Pick out each line of the records in which the word "within" appears.
══ SOURCE RECORDS ══
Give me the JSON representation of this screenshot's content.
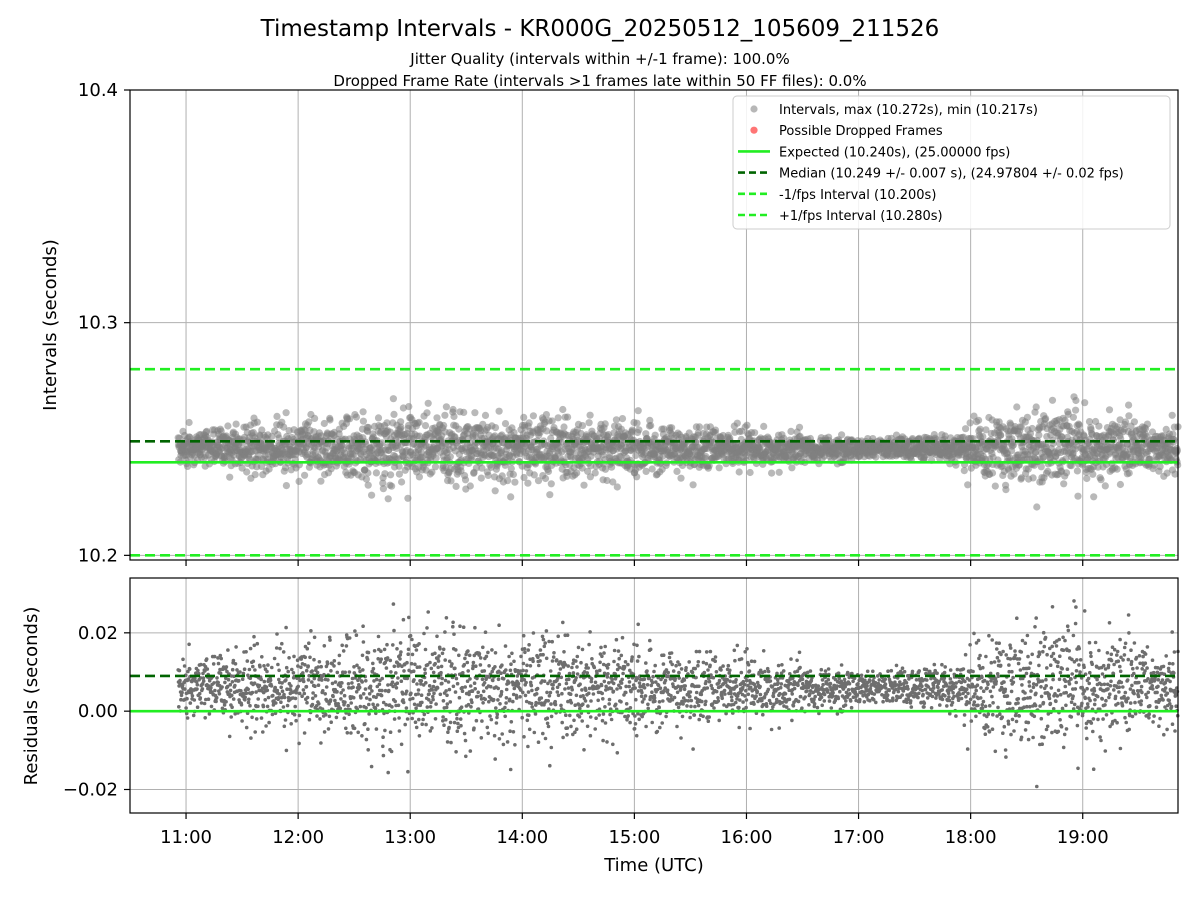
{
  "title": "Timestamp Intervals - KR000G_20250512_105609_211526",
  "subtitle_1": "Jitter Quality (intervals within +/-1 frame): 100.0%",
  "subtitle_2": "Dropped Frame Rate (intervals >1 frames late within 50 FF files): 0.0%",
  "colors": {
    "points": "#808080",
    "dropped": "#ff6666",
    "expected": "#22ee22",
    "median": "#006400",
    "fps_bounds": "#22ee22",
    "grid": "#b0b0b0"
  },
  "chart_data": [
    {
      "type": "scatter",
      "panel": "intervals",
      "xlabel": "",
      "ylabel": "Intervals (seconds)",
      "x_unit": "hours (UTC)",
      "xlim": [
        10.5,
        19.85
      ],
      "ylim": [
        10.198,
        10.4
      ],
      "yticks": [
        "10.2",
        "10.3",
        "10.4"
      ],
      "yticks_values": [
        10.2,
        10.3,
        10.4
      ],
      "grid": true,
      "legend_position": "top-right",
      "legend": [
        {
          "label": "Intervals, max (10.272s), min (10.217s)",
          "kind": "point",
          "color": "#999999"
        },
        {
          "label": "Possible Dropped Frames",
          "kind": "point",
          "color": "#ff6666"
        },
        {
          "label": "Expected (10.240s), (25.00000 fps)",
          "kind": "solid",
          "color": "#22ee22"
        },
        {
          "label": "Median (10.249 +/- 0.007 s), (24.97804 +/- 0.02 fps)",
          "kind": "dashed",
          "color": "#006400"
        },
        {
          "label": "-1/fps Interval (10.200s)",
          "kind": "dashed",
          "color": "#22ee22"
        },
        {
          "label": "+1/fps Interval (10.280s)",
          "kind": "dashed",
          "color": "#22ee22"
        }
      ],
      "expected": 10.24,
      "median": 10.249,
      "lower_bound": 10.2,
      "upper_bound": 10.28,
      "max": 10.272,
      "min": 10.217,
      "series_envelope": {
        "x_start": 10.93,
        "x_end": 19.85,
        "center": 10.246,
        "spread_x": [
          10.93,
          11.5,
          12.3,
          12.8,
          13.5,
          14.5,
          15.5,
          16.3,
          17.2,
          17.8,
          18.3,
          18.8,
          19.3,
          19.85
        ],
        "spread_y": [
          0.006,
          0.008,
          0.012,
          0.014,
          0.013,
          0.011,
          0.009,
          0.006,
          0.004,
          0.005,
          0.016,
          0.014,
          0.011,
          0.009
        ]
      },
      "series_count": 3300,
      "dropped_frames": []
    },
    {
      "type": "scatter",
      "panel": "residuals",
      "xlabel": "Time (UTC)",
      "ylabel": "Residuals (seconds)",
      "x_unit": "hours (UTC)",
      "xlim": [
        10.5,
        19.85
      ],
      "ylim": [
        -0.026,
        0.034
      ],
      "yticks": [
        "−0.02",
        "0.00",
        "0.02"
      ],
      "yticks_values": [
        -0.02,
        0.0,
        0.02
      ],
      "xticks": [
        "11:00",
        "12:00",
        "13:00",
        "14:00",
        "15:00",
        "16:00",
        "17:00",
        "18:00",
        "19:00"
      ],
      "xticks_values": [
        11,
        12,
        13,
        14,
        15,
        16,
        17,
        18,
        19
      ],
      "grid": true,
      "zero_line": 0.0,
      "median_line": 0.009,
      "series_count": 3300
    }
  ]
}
═══
### OUTPUT FOR THIS TASK
  "subtitle_1": "Jitter Quality (intervals within +/-1 frame): 100.0%",
  "subtitle_2": "Dropped Frame Rate (intervals >1 frames late within 50 FF files): 0.0%",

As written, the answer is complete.